Return every record below exactly as written, but leave out the pictures.
>> start Dataset rows
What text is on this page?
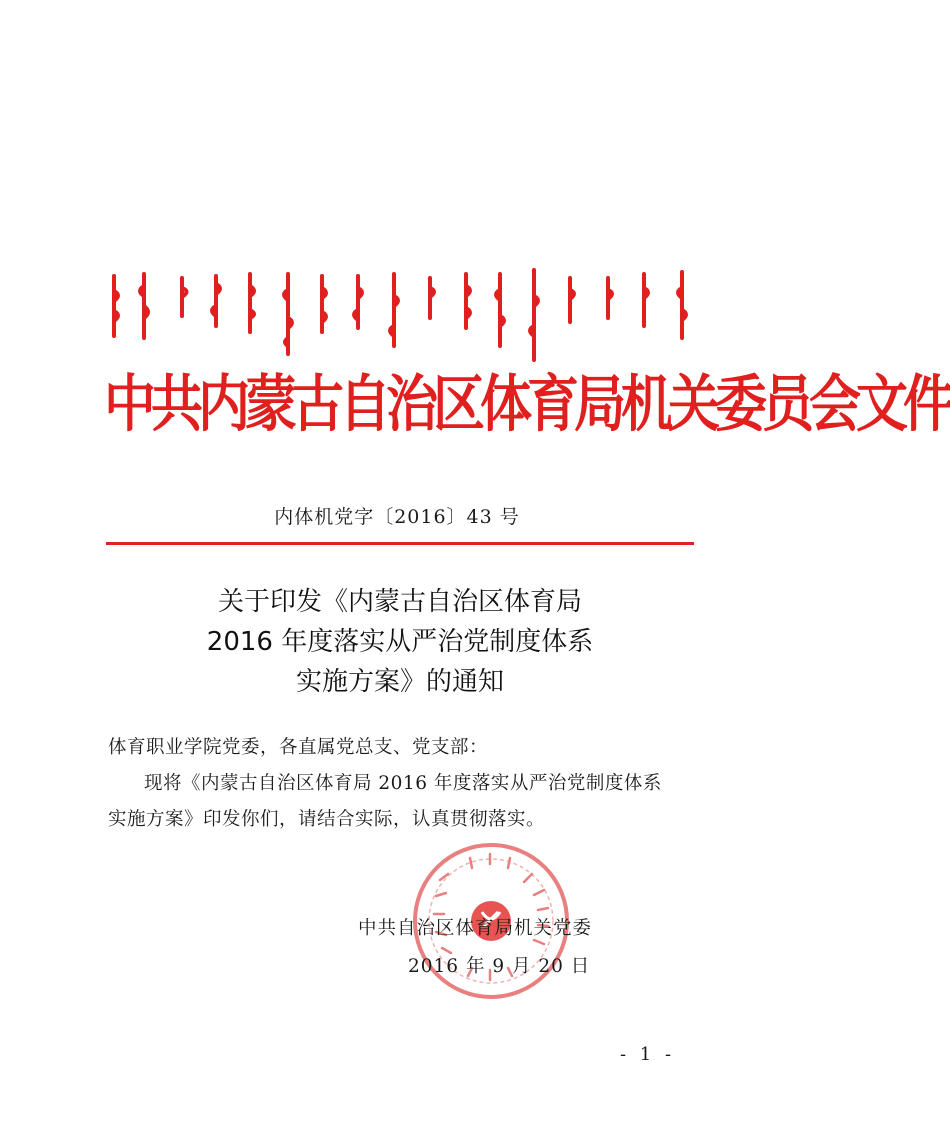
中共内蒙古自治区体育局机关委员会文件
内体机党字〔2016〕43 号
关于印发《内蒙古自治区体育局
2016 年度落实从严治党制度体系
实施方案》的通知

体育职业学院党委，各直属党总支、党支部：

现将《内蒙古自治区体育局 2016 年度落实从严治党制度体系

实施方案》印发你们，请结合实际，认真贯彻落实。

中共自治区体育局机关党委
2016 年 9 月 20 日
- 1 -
>> end Dataset rows
◆ **Result of this exercise**:
What text is on this page?
中共内蒙古自治区体育局机关委员会文件
内体机党字〔2016〕43 号
关于印发《内蒙古自治区体育局
2016 年度落实从严治党制度体系
实施方案》的通知

体育职业学院党委，各直属党总支、党支部：

现将《内蒙古自治区体育局 2016 年度落实从严治党制度体系

实施方案》印发你们，请结合实际，认真贯彻落实。

中共自治区体育局机关党委
2016 年 9 月 20 日
- 1 -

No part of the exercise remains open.